WHAT THE TASK ASKS. Report the count of lines containing the word "vital" in the entries below, and nothing more.
━━━━━ THE INPUT
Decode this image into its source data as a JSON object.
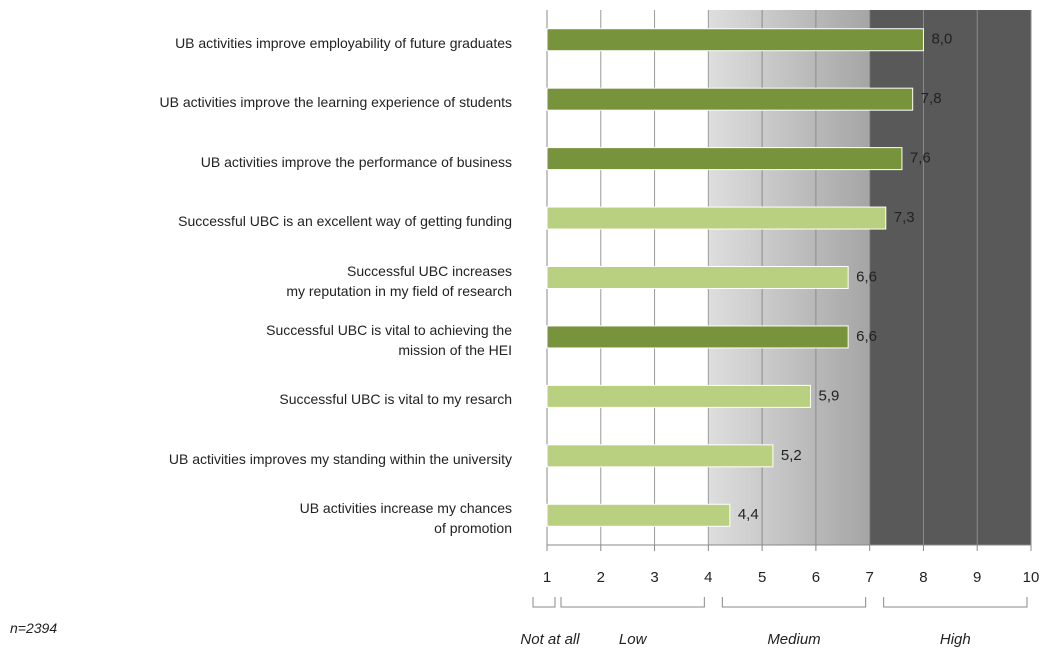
{
  "chart_data": {
    "type": "bar",
    "orientation": "horizontal",
    "categories": [
      "UB activities improve employability of future graduates",
      "UB activities improve the learning experience of students",
      "UB activities improve the performance of business",
      "Successful UBC is an excellent way of getting funding",
      "Successful UBC increases\nmy reputation in my field of research",
      "Successful UBC is vital to achieving the\nmission of the HEI",
      "Successful UBC is vital to my resarch",
      "UB activities improves my standing within the university",
      "UB activities increase my chances\nof promotion"
    ],
    "values": [
      8.0,
      7.8,
      7.6,
      7.3,
      6.6,
      6.6,
      5.9,
      5.2,
      4.4
    ],
    "value_labels": [
      "8,0",
      "7,8",
      "7,6",
      "7,3",
      "6,6",
      "6,6",
      "5,9",
      "5,2",
      "4,4"
    ],
    "colors": [
      "#77933c",
      "#77933c",
      "#77933c",
      "#b9d080",
      "#b9d080",
      "#77933c",
      "#b9d080",
      "#b9d080",
      "#b9d080"
    ],
    "xlim": [
      1,
      10
    ],
    "xticks": [
      1,
      2,
      3,
      4,
      5,
      6,
      7,
      8,
      9,
      10
    ],
    "grid": true,
    "zones": [
      {
        "label": "Not at all",
        "range": [
          1,
          1
        ]
      },
      {
        "label": "Low",
        "range": [
          1,
          4
        ]
      },
      {
        "label": "Medium",
        "range": [
          4,
          7
        ],
        "color": "#bfbfbf"
      },
      {
        "label": "High",
        "range": [
          7,
          10
        ],
        "color": "#595959"
      }
    ],
    "annotation": "n=2394"
  }
}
━━━━━━━━━━
FULL OUTPUT. 2